Provided records:
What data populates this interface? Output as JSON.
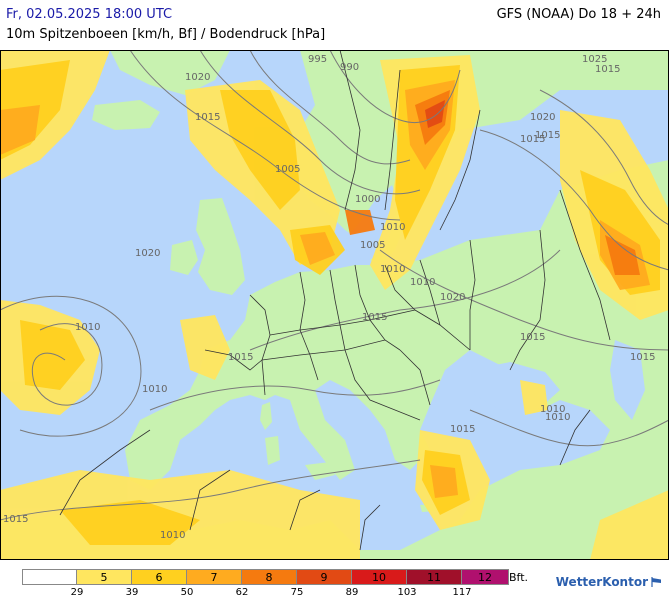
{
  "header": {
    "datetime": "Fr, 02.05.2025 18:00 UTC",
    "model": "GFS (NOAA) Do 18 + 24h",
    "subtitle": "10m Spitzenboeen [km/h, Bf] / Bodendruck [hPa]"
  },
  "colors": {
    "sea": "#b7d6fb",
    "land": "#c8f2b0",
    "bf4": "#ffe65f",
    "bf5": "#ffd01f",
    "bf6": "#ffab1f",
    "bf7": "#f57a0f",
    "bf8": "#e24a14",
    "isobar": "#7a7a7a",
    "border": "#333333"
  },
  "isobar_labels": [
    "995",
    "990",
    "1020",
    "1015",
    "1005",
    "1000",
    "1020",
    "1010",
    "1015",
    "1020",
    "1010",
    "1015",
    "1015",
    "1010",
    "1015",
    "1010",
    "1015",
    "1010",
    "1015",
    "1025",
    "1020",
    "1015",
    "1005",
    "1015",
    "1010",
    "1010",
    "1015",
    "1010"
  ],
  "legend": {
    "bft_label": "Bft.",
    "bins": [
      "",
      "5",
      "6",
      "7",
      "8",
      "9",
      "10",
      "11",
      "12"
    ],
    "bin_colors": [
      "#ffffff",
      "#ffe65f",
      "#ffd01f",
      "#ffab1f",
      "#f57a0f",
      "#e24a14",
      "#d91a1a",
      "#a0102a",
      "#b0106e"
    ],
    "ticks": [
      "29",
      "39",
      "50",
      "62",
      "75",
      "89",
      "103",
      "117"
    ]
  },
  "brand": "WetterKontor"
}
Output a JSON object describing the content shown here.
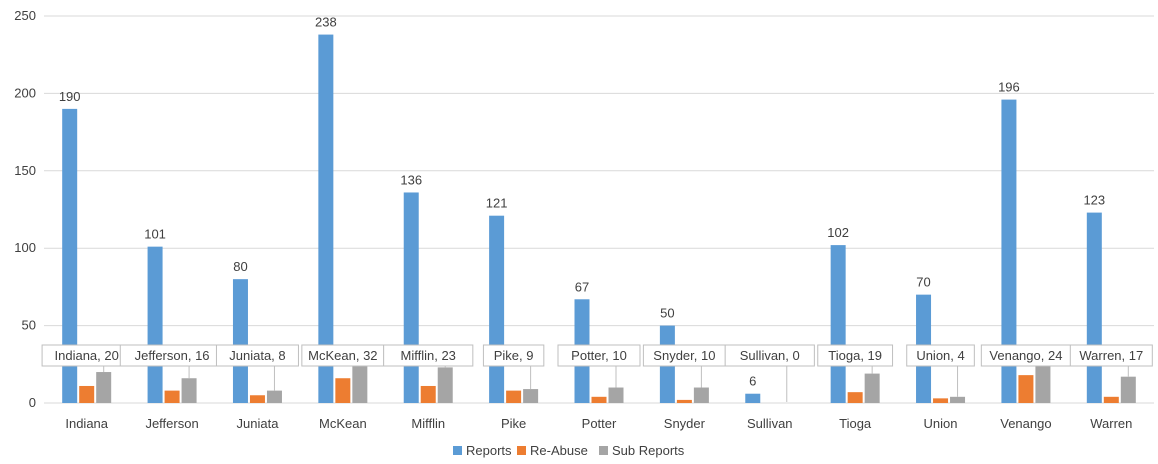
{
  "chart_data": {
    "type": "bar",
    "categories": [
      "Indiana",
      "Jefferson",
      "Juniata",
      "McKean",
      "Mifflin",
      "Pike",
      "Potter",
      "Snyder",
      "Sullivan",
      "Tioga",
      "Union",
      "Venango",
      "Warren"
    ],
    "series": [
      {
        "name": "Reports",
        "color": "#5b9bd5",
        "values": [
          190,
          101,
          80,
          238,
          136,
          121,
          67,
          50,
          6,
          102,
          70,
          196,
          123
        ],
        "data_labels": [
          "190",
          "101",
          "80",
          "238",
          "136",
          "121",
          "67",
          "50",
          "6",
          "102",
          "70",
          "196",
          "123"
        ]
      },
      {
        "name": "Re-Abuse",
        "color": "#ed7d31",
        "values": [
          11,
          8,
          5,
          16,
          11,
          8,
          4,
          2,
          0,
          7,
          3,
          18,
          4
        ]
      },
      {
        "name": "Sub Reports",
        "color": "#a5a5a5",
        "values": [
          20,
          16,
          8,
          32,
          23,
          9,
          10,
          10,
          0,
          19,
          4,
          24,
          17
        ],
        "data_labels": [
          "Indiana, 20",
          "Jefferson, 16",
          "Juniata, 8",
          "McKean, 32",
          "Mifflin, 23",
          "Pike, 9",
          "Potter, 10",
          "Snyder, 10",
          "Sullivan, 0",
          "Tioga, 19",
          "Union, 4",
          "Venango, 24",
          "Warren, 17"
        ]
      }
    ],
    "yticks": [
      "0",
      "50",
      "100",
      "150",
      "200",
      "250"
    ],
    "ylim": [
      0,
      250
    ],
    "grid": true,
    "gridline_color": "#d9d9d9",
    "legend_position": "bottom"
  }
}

Exercise requirements:
Using the material above, copy every line in which the string "name" occurs.

Worked answer:
        "name": "Reports",
        "name": "Re-Abuse",
        "name": "Sub Reports",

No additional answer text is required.